— start of EXTRACTED DATA —

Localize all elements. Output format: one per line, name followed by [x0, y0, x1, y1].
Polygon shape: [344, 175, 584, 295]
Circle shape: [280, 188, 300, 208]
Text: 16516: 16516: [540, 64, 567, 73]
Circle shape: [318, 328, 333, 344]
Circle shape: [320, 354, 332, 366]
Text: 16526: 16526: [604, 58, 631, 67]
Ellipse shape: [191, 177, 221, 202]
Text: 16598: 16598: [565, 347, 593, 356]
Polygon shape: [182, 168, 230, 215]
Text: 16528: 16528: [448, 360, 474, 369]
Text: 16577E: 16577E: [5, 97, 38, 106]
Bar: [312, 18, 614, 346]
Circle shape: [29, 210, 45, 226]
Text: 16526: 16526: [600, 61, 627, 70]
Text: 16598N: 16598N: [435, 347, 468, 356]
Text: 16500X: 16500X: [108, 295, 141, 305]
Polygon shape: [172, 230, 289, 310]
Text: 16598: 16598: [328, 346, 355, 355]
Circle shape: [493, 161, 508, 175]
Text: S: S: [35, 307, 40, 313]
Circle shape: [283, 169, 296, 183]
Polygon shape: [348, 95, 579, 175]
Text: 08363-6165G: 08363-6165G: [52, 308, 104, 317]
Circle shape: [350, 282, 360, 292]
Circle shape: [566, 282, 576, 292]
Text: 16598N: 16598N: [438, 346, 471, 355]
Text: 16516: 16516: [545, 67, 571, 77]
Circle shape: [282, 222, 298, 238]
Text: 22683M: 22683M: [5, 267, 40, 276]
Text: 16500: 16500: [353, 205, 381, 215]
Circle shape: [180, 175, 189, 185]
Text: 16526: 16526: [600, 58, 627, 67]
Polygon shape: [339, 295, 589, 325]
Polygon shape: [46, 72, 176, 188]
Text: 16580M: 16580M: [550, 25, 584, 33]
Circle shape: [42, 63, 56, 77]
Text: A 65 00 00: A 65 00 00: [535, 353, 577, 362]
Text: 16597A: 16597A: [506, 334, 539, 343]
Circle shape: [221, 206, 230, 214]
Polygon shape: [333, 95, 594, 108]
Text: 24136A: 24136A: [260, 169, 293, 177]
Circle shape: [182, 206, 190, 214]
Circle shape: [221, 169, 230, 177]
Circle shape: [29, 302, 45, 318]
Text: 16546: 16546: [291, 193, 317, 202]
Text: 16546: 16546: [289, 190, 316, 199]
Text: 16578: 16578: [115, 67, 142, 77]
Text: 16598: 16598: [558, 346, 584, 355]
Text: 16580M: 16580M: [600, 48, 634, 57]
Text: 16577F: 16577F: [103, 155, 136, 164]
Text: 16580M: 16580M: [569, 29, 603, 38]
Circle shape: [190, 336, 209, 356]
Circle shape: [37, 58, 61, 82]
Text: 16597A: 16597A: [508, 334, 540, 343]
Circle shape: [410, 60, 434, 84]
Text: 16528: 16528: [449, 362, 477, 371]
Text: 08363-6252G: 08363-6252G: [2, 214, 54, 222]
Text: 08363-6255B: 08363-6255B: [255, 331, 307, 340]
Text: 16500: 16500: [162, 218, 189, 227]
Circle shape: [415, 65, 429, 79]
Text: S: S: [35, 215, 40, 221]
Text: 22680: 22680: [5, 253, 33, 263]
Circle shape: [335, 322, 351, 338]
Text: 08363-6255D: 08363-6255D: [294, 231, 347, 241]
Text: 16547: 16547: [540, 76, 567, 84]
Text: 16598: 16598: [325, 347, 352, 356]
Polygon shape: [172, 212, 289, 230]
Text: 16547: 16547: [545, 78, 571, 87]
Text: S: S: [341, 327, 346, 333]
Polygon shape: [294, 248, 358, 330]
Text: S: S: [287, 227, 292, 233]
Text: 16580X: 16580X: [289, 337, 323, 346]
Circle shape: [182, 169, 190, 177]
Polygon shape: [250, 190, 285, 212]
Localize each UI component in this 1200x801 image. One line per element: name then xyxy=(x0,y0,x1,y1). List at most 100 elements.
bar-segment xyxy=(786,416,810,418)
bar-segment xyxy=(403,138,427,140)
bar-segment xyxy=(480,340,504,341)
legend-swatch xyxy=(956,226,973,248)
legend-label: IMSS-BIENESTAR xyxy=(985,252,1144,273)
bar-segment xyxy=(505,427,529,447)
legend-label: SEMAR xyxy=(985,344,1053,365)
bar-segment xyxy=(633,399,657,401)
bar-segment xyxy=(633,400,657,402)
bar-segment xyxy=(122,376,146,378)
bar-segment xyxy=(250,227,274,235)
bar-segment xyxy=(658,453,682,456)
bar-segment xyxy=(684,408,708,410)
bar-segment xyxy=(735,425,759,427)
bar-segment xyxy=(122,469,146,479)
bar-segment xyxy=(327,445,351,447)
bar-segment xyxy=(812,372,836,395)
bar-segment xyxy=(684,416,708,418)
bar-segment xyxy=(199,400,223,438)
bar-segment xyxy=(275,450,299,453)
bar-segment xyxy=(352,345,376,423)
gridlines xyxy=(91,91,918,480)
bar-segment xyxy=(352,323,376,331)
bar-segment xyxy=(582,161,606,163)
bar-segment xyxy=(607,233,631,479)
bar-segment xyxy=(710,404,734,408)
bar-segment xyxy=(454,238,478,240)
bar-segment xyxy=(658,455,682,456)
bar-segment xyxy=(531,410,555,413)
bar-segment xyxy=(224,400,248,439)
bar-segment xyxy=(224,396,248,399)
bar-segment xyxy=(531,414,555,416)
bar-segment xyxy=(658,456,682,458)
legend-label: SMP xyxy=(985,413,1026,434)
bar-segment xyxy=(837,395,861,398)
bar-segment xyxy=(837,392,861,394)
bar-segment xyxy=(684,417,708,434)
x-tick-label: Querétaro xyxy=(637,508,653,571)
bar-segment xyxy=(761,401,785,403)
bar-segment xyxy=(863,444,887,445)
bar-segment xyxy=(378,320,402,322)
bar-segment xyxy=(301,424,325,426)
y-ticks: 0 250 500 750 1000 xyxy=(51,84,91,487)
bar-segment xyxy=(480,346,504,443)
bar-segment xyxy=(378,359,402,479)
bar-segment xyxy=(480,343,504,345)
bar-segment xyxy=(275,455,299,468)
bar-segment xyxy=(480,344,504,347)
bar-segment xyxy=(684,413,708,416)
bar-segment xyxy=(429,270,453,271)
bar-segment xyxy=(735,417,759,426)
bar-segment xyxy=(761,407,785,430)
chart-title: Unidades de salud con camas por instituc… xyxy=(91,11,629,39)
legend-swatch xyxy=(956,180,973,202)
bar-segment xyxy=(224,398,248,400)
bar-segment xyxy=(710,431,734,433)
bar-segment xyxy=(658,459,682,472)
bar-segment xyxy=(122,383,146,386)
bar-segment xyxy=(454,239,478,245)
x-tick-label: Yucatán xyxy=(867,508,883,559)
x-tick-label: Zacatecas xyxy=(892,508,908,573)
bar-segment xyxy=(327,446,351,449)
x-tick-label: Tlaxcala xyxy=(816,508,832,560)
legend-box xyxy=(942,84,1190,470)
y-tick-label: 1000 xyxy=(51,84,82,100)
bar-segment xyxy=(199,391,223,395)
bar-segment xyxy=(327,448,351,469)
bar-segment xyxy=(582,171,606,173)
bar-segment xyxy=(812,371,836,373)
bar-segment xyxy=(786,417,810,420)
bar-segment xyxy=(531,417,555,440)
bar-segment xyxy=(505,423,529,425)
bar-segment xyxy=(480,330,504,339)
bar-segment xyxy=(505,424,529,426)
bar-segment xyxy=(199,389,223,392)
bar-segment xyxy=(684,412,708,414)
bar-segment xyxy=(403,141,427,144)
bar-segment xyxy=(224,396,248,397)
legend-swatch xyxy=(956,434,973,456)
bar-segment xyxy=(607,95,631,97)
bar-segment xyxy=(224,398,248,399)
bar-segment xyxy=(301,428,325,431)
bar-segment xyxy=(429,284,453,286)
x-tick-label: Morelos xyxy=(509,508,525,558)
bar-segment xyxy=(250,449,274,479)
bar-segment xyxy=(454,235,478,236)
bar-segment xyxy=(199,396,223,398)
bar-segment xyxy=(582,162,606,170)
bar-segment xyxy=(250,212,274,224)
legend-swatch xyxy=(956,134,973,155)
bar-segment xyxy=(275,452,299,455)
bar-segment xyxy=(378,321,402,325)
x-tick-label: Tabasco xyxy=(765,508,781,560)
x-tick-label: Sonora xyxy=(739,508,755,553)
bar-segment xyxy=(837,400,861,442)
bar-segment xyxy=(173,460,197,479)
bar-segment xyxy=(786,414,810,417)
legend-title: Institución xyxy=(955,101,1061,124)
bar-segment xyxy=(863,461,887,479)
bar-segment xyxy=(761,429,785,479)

— end of EXTRACTED DATA —

YOUR INSTRUCTIONS
Can you copy the rows unchanged, starting with the first line and continuing through the line that contains "Ellipse shape: [191, 177, 221, 202]", with both of those lines included?

RESULT OF THIS TASK
Localize all elements. Output format: one per line, name followed by [x0, y0, x1, y1].
Polygon shape: [344, 175, 584, 295]
Circle shape: [280, 188, 300, 208]
Text: 16516: 16516: [540, 64, 567, 73]
Circle shape: [318, 328, 333, 344]
Circle shape: [320, 354, 332, 366]
Text: 16526: 16526: [604, 58, 631, 67]
Ellipse shape: [191, 177, 221, 202]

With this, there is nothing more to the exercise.